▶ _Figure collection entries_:
::::::::

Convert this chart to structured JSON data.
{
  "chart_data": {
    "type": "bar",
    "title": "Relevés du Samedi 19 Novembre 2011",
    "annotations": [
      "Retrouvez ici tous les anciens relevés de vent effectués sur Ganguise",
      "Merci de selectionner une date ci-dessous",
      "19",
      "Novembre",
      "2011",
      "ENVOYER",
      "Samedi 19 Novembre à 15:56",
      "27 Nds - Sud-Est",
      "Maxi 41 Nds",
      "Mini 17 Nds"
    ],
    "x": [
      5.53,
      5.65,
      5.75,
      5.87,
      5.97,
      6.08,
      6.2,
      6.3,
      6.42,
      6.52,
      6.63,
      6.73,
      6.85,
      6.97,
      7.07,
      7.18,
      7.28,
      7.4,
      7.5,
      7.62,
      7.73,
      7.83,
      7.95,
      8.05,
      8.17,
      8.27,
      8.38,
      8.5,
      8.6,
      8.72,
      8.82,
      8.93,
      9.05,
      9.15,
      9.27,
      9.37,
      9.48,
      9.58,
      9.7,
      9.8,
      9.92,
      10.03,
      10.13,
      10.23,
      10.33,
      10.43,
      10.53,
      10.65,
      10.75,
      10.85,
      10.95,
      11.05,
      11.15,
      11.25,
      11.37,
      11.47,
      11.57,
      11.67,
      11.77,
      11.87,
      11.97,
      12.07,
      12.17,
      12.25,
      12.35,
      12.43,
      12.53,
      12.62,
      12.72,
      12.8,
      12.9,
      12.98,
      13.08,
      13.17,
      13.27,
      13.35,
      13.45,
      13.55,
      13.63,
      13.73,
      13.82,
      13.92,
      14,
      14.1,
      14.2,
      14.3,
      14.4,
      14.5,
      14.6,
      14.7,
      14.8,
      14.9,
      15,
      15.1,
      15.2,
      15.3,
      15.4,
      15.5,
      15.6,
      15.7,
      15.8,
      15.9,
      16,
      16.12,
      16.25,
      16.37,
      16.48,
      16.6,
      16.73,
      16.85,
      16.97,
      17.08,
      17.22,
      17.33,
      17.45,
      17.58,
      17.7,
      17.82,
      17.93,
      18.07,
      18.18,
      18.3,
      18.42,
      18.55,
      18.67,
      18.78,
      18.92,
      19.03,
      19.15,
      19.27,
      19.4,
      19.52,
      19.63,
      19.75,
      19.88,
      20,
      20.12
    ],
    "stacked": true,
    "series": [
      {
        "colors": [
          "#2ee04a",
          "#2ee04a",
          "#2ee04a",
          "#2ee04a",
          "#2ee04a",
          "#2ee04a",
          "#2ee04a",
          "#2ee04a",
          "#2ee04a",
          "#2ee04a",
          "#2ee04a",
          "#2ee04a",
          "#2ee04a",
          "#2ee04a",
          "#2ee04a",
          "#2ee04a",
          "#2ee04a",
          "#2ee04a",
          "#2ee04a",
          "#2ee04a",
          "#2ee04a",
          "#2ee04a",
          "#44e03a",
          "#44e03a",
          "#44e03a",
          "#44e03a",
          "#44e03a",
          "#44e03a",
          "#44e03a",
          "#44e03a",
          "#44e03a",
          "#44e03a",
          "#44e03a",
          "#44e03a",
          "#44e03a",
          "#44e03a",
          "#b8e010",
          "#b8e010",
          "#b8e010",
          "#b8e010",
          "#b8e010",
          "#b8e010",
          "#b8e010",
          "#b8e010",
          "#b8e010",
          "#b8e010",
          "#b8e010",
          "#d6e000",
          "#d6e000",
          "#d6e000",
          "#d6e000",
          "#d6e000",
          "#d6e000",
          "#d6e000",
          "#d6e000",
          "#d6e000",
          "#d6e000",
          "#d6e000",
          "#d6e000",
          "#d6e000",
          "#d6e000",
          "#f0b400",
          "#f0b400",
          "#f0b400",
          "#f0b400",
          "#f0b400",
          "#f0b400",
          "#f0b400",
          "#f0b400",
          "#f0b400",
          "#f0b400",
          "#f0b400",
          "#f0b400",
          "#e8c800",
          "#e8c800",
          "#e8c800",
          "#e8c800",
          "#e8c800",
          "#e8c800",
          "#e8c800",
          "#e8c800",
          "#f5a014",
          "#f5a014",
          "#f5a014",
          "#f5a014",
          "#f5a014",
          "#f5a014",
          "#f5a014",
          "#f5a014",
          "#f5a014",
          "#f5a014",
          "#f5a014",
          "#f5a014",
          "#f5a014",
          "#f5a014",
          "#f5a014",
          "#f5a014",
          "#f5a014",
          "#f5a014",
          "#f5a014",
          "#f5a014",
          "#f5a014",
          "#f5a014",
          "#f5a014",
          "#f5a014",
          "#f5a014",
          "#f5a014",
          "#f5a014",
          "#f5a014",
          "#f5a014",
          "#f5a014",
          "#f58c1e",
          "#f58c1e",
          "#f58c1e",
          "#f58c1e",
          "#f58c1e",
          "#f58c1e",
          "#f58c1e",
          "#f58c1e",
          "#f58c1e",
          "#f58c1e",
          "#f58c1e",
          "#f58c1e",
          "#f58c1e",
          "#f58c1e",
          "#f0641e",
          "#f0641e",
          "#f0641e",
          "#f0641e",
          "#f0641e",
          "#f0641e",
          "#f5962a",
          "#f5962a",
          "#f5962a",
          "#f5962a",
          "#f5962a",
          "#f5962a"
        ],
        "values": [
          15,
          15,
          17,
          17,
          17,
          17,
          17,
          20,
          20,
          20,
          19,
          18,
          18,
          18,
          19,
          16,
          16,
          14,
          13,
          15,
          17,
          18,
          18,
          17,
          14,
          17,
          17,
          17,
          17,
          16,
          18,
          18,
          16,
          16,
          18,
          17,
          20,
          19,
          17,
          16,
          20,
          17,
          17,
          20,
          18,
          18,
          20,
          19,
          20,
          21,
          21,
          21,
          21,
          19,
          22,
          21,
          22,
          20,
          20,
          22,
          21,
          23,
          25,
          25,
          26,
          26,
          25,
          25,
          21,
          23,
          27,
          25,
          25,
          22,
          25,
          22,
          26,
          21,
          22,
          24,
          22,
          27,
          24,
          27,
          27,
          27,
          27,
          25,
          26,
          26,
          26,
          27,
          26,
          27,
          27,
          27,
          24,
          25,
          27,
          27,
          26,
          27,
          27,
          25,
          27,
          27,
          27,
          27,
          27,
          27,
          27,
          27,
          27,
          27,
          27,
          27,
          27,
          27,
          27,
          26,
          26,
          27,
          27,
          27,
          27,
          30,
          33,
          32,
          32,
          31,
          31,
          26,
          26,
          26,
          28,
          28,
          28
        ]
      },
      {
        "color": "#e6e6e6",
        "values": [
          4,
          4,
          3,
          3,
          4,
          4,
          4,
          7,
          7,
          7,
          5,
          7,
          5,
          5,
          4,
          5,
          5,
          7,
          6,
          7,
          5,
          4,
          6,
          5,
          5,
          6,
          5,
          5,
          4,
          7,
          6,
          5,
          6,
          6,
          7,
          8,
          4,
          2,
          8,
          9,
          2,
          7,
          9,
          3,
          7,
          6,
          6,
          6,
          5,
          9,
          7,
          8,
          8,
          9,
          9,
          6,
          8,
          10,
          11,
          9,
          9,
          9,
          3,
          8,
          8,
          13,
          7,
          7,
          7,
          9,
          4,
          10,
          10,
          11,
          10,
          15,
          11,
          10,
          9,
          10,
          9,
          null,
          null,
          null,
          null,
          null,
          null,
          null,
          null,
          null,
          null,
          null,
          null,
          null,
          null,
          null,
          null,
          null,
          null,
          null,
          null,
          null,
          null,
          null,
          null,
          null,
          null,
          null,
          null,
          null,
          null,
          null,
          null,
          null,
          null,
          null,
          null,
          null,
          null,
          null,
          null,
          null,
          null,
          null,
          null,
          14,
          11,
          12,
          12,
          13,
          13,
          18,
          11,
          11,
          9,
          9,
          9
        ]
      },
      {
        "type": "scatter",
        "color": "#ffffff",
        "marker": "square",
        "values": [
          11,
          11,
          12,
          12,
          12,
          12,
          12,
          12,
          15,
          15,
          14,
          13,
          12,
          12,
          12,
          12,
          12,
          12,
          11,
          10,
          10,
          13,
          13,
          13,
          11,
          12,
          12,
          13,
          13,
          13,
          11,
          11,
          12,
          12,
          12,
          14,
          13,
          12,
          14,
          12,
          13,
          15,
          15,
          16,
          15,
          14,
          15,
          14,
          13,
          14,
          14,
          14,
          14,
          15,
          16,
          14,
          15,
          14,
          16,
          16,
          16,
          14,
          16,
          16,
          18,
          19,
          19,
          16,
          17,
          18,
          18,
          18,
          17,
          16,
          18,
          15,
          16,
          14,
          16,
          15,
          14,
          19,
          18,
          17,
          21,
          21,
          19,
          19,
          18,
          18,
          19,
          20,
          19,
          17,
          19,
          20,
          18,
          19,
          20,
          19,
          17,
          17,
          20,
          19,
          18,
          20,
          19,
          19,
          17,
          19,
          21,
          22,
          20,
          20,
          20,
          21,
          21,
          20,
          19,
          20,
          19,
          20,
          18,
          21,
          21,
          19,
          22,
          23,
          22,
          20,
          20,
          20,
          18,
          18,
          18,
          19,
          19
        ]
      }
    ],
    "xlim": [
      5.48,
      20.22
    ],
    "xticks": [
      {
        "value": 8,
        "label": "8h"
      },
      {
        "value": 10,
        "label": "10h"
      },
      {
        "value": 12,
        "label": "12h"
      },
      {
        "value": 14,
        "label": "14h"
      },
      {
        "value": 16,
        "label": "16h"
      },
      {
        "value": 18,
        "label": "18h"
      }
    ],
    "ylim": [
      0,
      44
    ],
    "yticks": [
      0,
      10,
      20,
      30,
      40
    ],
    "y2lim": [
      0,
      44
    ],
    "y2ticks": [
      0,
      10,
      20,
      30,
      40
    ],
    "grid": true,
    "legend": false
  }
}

::::::::

▶ _Exercise brief_: Filter the entries down to the lines with the word "Samedi" in them.

▶ _Solution to the exercise_:
    "title": "Relevés du Samedi 19 Novembre 2011",
      "Samedi 19 Novembre à 15:56",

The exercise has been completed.